» Task directions: Copy all the material that follows, keeping every character the same.

» Material for this exercise:

------------------------------------------------

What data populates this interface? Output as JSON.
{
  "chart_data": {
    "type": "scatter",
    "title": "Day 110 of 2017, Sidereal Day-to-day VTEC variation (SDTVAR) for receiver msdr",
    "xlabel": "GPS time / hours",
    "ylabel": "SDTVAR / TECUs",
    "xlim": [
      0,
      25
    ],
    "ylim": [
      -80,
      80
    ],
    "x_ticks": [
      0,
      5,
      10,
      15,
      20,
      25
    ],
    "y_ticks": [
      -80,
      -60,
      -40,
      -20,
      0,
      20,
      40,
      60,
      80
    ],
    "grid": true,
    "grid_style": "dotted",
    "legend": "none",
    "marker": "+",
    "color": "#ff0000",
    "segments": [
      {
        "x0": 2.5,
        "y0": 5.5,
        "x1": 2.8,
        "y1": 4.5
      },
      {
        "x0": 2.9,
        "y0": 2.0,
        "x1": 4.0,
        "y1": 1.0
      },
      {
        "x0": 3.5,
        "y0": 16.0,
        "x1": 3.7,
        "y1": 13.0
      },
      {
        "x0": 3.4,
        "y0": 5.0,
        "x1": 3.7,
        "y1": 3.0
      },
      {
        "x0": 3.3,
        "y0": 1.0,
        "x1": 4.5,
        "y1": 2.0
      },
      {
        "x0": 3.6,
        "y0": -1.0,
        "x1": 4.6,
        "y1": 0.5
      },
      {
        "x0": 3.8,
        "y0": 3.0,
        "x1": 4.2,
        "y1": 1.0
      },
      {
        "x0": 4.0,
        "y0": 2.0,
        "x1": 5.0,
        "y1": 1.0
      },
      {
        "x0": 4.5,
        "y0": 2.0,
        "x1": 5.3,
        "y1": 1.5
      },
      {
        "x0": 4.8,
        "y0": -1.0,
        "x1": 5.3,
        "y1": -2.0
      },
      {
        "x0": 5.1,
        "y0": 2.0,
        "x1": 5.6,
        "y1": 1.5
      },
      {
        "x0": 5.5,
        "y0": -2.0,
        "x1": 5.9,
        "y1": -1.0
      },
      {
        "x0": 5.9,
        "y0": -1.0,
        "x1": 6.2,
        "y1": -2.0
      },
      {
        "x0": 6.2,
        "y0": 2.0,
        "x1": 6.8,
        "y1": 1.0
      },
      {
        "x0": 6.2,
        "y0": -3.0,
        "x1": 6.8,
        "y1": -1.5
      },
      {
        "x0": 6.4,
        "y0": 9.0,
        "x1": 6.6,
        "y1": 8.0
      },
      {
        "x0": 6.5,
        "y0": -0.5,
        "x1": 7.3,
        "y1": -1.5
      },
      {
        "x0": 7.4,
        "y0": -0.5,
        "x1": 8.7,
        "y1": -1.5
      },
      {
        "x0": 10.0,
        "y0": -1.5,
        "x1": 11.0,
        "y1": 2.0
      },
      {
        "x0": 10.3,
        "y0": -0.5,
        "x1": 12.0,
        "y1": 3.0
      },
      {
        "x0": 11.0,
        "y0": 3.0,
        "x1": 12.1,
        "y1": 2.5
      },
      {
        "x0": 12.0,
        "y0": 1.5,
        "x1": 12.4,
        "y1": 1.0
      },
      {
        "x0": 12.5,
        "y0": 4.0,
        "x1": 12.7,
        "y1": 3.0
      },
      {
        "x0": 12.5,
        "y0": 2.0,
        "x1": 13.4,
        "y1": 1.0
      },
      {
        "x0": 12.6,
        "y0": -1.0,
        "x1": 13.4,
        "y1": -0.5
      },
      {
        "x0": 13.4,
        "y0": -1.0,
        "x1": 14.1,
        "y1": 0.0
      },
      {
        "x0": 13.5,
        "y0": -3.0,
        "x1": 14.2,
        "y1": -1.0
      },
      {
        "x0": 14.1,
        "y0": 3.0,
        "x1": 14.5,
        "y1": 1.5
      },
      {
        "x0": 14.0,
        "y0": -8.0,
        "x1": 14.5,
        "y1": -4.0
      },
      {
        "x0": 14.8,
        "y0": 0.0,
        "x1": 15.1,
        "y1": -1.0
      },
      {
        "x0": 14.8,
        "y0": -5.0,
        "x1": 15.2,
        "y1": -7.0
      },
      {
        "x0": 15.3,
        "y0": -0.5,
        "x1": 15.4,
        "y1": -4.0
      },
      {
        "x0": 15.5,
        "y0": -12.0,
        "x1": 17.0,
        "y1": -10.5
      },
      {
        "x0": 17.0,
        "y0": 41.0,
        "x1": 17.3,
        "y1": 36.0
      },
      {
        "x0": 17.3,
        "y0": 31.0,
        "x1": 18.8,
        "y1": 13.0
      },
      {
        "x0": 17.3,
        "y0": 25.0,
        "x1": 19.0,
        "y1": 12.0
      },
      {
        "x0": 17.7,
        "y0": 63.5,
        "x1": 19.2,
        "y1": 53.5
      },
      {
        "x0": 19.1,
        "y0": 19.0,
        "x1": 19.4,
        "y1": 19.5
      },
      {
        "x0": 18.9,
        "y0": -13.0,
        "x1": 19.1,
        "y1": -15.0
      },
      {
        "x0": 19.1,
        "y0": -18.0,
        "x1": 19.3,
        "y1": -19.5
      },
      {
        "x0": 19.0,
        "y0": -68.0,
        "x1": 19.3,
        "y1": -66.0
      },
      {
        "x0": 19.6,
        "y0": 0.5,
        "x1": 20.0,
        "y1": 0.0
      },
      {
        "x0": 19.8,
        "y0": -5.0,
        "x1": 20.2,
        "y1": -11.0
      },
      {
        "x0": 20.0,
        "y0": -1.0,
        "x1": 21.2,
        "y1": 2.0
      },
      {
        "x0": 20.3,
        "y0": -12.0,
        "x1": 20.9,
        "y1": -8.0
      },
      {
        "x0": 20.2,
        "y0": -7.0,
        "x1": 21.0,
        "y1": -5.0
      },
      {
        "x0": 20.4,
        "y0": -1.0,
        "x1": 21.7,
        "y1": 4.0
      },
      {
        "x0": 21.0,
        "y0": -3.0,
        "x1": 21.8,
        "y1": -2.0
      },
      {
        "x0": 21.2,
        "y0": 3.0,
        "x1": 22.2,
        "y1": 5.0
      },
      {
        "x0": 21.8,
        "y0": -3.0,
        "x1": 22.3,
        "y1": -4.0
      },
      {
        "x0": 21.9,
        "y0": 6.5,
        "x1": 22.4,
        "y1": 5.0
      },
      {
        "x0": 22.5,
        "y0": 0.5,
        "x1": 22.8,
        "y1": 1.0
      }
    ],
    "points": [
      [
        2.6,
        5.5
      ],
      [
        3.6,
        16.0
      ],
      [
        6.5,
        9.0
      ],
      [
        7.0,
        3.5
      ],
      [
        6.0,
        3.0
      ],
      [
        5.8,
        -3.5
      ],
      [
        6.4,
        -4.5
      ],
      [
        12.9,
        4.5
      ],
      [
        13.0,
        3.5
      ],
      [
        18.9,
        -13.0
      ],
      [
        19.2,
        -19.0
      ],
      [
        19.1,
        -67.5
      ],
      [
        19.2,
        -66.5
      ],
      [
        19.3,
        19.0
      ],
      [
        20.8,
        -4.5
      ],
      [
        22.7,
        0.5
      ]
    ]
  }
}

------------------------------------------------

» Exercise solution:
What data populates this interface? Output as JSON.
{
  "chart_data": {
    "type": "scatter",
    "title": "Day 110 of 2017, Sidereal Day-to-day VTEC variation (SDTVAR) for receiver msdr",
    "xlabel": "GPS time / hours",
    "ylabel": "SDTVAR / TECUs",
    "xlim": [
      0,
      25
    ],
    "ylim": [
      -80,
      80
    ],
    "x_ticks": [
      0,
      5,
      10,
      15,
      20,
      25
    ],
    "y_ticks": [
      -80,
      -60,
      -40,
      -20,
      0,
      20,
      40,
      60,
      80
    ],
    "grid": true,
    "grid_style": "dotted",
    "legend": "none",
    "marker": "+",
    "color": "#ff0000",
    "segments": [
      {
        "x0": 2.5,
        "y0": 5.5,
        "x1": 2.8,
        "y1": 4.5
      },
      {
        "x0": 2.9,
        "y0": 2.0,
        "x1": 4.0,
        "y1": 1.0
      },
      {
        "x0": 3.5,
        "y0": 16.0,
        "x1": 3.7,
        "y1": 13.0
      },
      {
        "x0": 3.4,
        "y0": 5.0,
        "x1": 3.7,
        "y1": 3.0
      },
      {
        "x0": 3.3,
        "y0": 1.0,
        "x1": 4.5,
        "y1": 2.0
      },
      {
        "x0": 3.6,
        "y0": -1.0,
        "x1": 4.6,
        "y1": 0.5
      },
      {
        "x0": 3.8,
        "y0": 3.0,
        "x1": 4.2,
        "y1": 1.0
      },
      {
        "x0": 4.0,
        "y0": 2.0,
        "x1": 5.0,
        "y1": 1.0
      },
      {
        "x0": 4.5,
        "y0": 2.0,
        "x1": 5.3,
        "y1": 1.5
      },
      {
        "x0": 4.8,
        "y0": -1.0,
        "x1": 5.3,
        "y1": -2.0
      },
      {
        "x0": 5.1,
        "y0": 2.0,
        "x1": 5.6,
        "y1": 1.5
      },
      {
        "x0": 5.5,
        "y0": -2.0,
        "x1": 5.9,
        "y1": -1.0
      },
      {
        "x0": 5.9,
        "y0": -1.0,
        "x1": 6.2,
        "y1": -2.0
      },
      {
        "x0": 6.2,
        "y0": 2.0,
        "x1": 6.8,
        "y1": 1.0
      },
      {
        "x0": 6.2,
        "y0": -3.0,
        "x1": 6.8,
        "y1": -1.5
      },
      {
        "x0": 6.4,
        "y0": 9.0,
        "x1": 6.6,
        "y1": 8.0
      },
      {
        "x0": 6.5,
        "y0": -0.5,
        "x1": 7.3,
        "y1": -1.5
      },
      {
        "x0": 7.4,
        "y0": -0.5,
        "x1": 8.7,
        "y1": -1.5
      },
      {
        "x0": 10.0,
        "y0": -1.5,
        "x1": 11.0,
        "y1": 2.0
      },
      {
        "x0": 10.3,
        "y0": -0.5,
        "x1": 12.0,
        "y1": 3.0
      },
      {
        "x0": 11.0,
        "y0": 3.0,
        "x1": 12.1,
        "y1": 2.5
      },
      {
        "x0": 12.0,
        "y0": 1.5,
        "x1": 12.4,
        "y1": 1.0
      },
      {
        "x0": 12.5,
        "y0": 4.0,
        "x1": 12.7,
        "y1": 3.0
      },
      {
        "x0": 12.5,
        "y0": 2.0,
        "x1": 13.4,
        "y1": 1.0
      },
      {
        "x0": 12.6,
        "y0": -1.0,
        "x1": 13.4,
        "y1": -0.5
      },
      {
        "x0": 13.4,
        "y0": -1.0,
        "x1": 14.1,
        "y1": 0.0
      },
      {
        "x0": 13.5,
        "y0": -3.0,
        "x1": 14.2,
        "y1": -1.0
      },
      {
        "x0": 14.1,
        "y0": 3.0,
        "x1": 14.5,
        "y1": 1.5
      },
      {
        "x0": 14.0,
        "y0": -8.0,
        "x1": 14.5,
        "y1": -4.0
      },
      {
        "x0": 14.8,
        "y0": 0.0,
        "x1": 15.1,
        "y1": -1.0
      },
      {
        "x0": 14.8,
        "y0": -5.0,
        "x1": 15.2,
        "y1": -7.0
      },
      {
        "x0": 15.3,
        "y0": -0.5,
        "x1": 15.4,
        "y1": -4.0
      },
      {
        "x0": 15.5,
        "y0": -12.0,
        "x1": 17.0,
        "y1": -10.5
      },
      {
        "x0": 17.0,
        "y0": 41.0,
        "x1": 17.3,
        "y1": 36.0
      },
      {
        "x0": 17.3,
        "y0": 31.0,
        "x1": 18.8,
        "y1": 13.0
      },
      {
        "x0": 17.3,
        "y0": 25.0,
        "x1": 19.0,
        "y1": 12.0
      },
      {
        "x0": 17.7,
        "y0": 63.5,
        "x1": 19.2,
        "y1": 53.5
      },
      {
        "x0": 19.1,
        "y0": 19.0,
        "x1": 19.4,
        "y1": 19.5
      },
      {
        "x0": 18.9,
        "y0": -13.0,
        "x1": 19.1,
        "y1": -15.0
      },
      {
        "x0": 19.1,
        "y0": -18.0,
        "x1": 19.3,
        "y1": -19.5
      },
      {
        "x0": 19.0,
        "y0": -68.0,
        "x1": 19.3,
        "y1": -66.0
      },
      {
        "x0": 19.6,
        "y0": 0.5,
        "x1": 20.0,
        "y1": 0.0
      },
      {
        "x0": 19.8,
        "y0": -5.0,
        "x1": 20.2,
        "y1": -11.0
      },
      {
        "x0": 20.0,
        "y0": -1.0,
        "x1": 21.2,
        "y1": 2.0
      },
      {
        "x0": 20.3,
        "y0": -12.0,
        "x1": 20.9,
        "y1": -8.0
      },
      {
        "x0": 20.2,
        "y0": -7.0,
        "x1": 21.0,
        "y1": -5.0
      },
      {
        "x0": 20.4,
        "y0": -1.0,
        "x1": 21.7,
        "y1": 4.0
      },
      {
        "x0": 21.0,
        "y0": -3.0,
        "x1": 21.8,
        "y1": -2.0
      },
      {
        "x0": 21.2,
        "y0": 3.0,
        "x1": 22.2,
        "y1": 5.0
      },
      {
        "x0": 21.8,
        "y0": -3.0,
        "x1": 22.3,
        "y1": -4.0
      },
      {
        "x0": 21.9,
        "y0": 6.5,
        "x1": 22.4,
        "y1": 5.0
      },
      {
        "x0": 22.5,
        "y0": 0.5,
        "x1": 22.8,
        "y1": 1.0
      }
    ],
    "points": [
      [
        2.6,
        5.5
      ],
      [
        3.6,
        16.0
      ],
      [
        6.5,
        9.0
      ],
      [
        7.0,
        3.5
      ],
      [
        6.0,
        3.0
      ],
      [
        5.8,
        -3.5
      ],
      [
        6.4,
        -4.5
      ],
      [
        12.9,
        4.5
      ],
      [
        13.0,
        3.5
      ],
      [
        18.9,
        -13.0
      ],
      [
        19.2,
        -19.0
      ],
      [
        19.1,
        -67.5
      ],
      [
        19.2,
        -66.5
      ],
      [
        19.3,
        19.0
      ],
      [
        20.8,
        -4.5
      ],
      [
        22.7,
        0.5
      ]
    ]
  }
}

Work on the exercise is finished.